**Instructions for the task:**
Read the listing and extract each line that includes the word "nenhum".

┌──

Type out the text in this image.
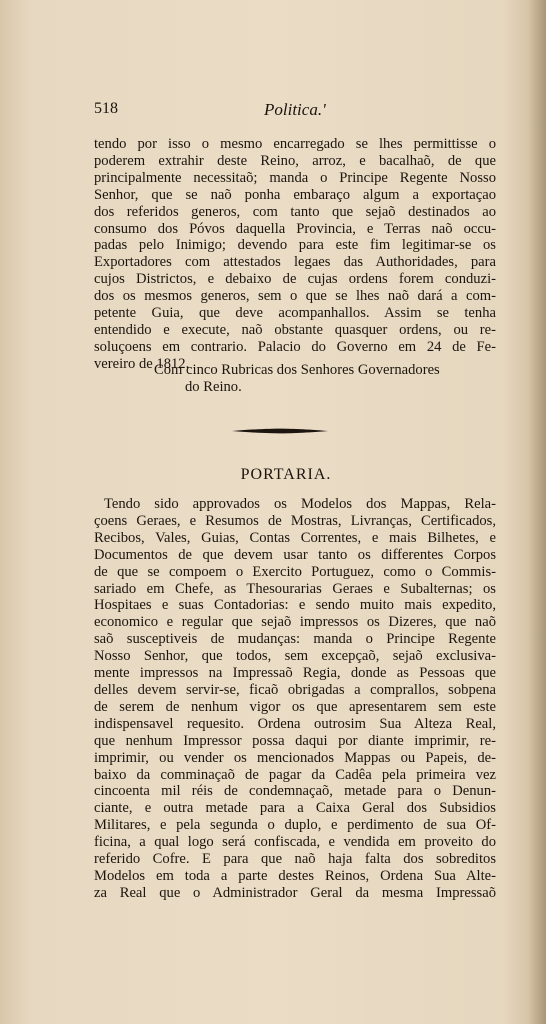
518	Politica.'
tendo por isso o mesmo encarregado se lhes permittisse o
poderem extrahir deste Reino, arroz, e bacalhaõ, de que
principalmente necessitaõ; manda o Principe Regente Nosso
Senhor, que se naõ ponha embaraço algum a exportaçao
dos referidos generos, com tanto que sejaõ destinados ao
consumo dos Póvos daquella Provincia, e Terras naõ occu-
padas pelo Inimigo; devendo para este fim legitimar-se os
Exportadores com attestados legaes das Authoridades, para
cujos Districtos, e debaixo de cujas ordens forem conduzi-
dos os mesmos generos, sem o que se lhes naõ dará a com-
petente Guia, que deve acompanhallos. Assim se tenha
entendido e execute, naõ obstante quasquer ordens, ou re-
soluçoens em contrario. Palacio do Governo em 24 de Fe-
vereiro de 1812.
Com cinco Rubricas dos Senhores Governadores
do Reino.
PORTARIA.
Tendo sido approvados os Modelos dos Mappas, Rela-
çoens Geraes, e Resumos de Mostras, Livranças, Certificados,
Recibos, Vales, Guias, Contas Correntes, e mais Bilhetes, e
Documentos de que devem usar tanto os differentes Corpos
de que se compoem o Exercito Portuguez, como o Commis-
sariado em Chefe, as Thesourarias Geraes e Subalternas; os
Hospitaes e suas Contadorias: e sendo muito mais expedito,
economico e regular que sejaõ impressos os Dizeres, que naõ
saõ susceptiveis de mudanças: manda o Principe Regente
Nosso Senhor, que todos, sem excepçaõ, sejaõ exclusiva-
mente impressos na Impressaõ Regia, donde as Pessoas que
delles devem servir-se, ficaõ obrigadas a comprallos, sobpena
de serem de nenhum vigor os que apresentarem sem este
indispensavel requesito. Ordena outrosim Sua Alteza Real,
que nenhum Impressor possa daqui por diante imprimir, re-
imprimir, ou vender os mencionados Mappas ou Papeis, de-
baixo da comminaçaõ de pagar da Cadêa pela primeira vez
cincoenta mil réis de condemnaçaõ, metade para o Denun-
ciante, e outra metade para a Caixa Geral dos Subsidios
Militares, e pela segunda o duplo, e perdimento de sua Of-
ficina, a qual logo será confiscada, e vendida em proveito do
referido Cofre. E para que naõ haja falta dos sobreditos
Modelos em toda a parte destes Reinos, Ordena Sua Alte-
za Real que o Administrador Geral da mesma Impressaõ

└──

**Worked answer:**
de serem de nenhum vigor os que apresentarem sem este
que nenhum Impressor possa daqui por diante imprimir, re-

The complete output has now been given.